> _RECORDS SUPPLIED_
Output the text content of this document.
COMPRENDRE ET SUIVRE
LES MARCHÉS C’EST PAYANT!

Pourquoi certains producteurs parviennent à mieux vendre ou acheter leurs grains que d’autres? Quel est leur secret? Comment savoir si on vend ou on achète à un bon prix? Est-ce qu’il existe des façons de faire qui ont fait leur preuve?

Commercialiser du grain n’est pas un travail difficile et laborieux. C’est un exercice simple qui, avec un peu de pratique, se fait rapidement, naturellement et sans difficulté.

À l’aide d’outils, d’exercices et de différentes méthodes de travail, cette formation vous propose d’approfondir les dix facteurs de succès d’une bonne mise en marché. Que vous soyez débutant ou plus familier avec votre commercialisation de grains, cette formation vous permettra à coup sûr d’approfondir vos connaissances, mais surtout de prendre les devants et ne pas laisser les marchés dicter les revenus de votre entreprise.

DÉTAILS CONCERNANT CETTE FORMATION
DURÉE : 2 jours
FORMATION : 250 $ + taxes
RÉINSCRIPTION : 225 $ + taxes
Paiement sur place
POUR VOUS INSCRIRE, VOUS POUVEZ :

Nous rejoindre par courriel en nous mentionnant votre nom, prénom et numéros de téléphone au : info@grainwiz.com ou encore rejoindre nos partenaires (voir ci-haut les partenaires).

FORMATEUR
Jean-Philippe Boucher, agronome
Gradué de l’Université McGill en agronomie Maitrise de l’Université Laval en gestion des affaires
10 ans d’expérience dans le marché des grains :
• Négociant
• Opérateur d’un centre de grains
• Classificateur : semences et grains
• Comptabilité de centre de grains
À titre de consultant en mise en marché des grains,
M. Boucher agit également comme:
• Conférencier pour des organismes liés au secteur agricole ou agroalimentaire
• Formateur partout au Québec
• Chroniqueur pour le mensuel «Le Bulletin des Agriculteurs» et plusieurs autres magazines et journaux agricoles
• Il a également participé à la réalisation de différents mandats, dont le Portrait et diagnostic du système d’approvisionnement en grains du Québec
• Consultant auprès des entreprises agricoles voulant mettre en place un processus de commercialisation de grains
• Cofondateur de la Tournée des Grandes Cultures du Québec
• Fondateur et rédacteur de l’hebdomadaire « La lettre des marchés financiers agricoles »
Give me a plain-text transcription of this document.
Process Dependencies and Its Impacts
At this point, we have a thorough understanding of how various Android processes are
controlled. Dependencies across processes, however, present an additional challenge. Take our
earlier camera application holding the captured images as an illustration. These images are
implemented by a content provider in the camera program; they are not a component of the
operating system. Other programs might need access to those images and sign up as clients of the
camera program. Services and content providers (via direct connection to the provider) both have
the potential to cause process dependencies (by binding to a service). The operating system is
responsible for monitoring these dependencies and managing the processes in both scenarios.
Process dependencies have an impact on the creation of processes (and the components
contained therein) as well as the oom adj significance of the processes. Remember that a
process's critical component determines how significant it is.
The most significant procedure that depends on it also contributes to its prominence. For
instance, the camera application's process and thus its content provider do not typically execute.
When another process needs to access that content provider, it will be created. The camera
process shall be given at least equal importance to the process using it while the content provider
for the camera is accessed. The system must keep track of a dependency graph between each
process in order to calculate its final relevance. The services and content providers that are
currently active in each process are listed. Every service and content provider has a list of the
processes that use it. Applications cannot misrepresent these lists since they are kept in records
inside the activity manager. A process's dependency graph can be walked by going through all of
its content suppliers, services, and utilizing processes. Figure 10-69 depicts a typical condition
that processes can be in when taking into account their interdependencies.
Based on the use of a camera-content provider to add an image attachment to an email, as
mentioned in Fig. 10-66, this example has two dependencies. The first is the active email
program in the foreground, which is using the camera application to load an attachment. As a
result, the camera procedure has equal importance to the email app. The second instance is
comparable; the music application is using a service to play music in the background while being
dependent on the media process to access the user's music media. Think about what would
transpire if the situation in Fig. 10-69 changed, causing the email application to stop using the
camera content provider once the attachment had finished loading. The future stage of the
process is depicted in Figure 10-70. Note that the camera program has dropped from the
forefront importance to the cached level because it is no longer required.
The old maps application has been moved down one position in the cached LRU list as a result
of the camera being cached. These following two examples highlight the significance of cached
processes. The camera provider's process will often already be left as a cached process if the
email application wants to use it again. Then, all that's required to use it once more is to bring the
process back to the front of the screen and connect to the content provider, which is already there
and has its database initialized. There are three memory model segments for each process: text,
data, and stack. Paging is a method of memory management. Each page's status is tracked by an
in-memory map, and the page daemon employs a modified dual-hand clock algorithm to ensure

> _YOUR GOAL_
Copy out every line from the data above that has "using" in it.

> _EXPECTED OUTPUT_
process shall be given at least equal importance to the process using it while the content provider
program in the foreground, which is using the camera application to load an attachment. As a
comparable; the music application is using a service to play music in the background while being
transpire if the situation in Fig. 10-69 changed, causing the email application to stop using the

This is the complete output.